Task details: Give back the records below exactly, every one, with no pictures.
——————————
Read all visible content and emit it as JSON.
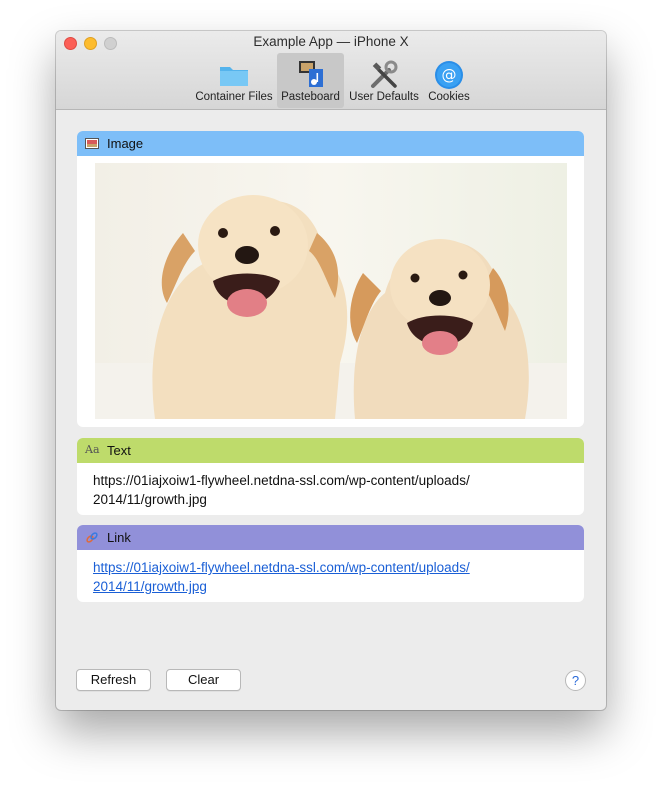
{
  "window": {
    "title": "Example App — iPhone X"
  },
  "toolbar": {
    "items": [
      {
        "label": "Container Files",
        "icon": "folder-icon",
        "selected": false
      },
      {
        "label": "Pasteboard",
        "icon": "pasteboard-icon",
        "selected": true
      },
      {
        "label": "User Defaults",
        "icon": "tools-icon",
        "selected": false
      },
      {
        "label": "Cookies",
        "icon": "at-sign-icon",
        "selected": false
      }
    ]
  },
  "sections": {
    "image": {
      "header": "Image",
      "color": "#7dbef8",
      "image_description_icon": "image-icon"
    },
    "text": {
      "header": "Text",
      "color": "#bedb6b",
      "line1": "https://01iajxoiw1-flywheel.netdna-ssl.com/wp-content/uploads/",
      "line2": "2014/11/growth.jpg"
    },
    "link": {
      "header": "Link",
      "color": "#9190d9",
      "line1": "https://01iajxoiw1-flywheel.netdna-ssl.com/wp-content/uploads/",
      "line2": "2014/11/growth.jpg"
    }
  },
  "footer": {
    "refresh_label": "Refresh",
    "clear_label": "Clear",
    "help_label": "?"
  }
}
——————————
Solution to this problem:
Read all visible content and emit it as JSON.
{
  "window": {
    "title": "Example App — iPhone X"
  },
  "toolbar": {
    "items": [
      {
        "label": "Container Files",
        "icon": "folder-icon",
        "selected": false
      },
      {
        "label": "Pasteboard",
        "icon": "pasteboard-icon",
        "selected": true
      },
      {
        "label": "User Defaults",
        "icon": "tools-icon",
        "selected": false
      },
      {
        "label": "Cookies",
        "icon": "at-sign-icon",
        "selected": false
      }
    ]
  },
  "sections": {
    "image": {
      "header": "Image",
      "color": "#7dbef8",
      "image_description_icon": "image-icon"
    },
    "text": {
      "header": "Text",
      "color": "#bedb6b",
      "line1": "https://01iajxoiw1-flywheel.netdna-ssl.com/wp-content/uploads/",
      "line2": "2014/11/growth.jpg"
    },
    "link": {
      "header": "Link",
      "color": "#9190d9",
      "line1": "https://01iajxoiw1-flywheel.netdna-ssl.com/wp-content/uploads/",
      "line2": "2014/11/growth.jpg"
    }
  },
  "footer": {
    "refresh_label": "Refresh",
    "clear_label": "Clear",
    "help_label": "?"
  }
}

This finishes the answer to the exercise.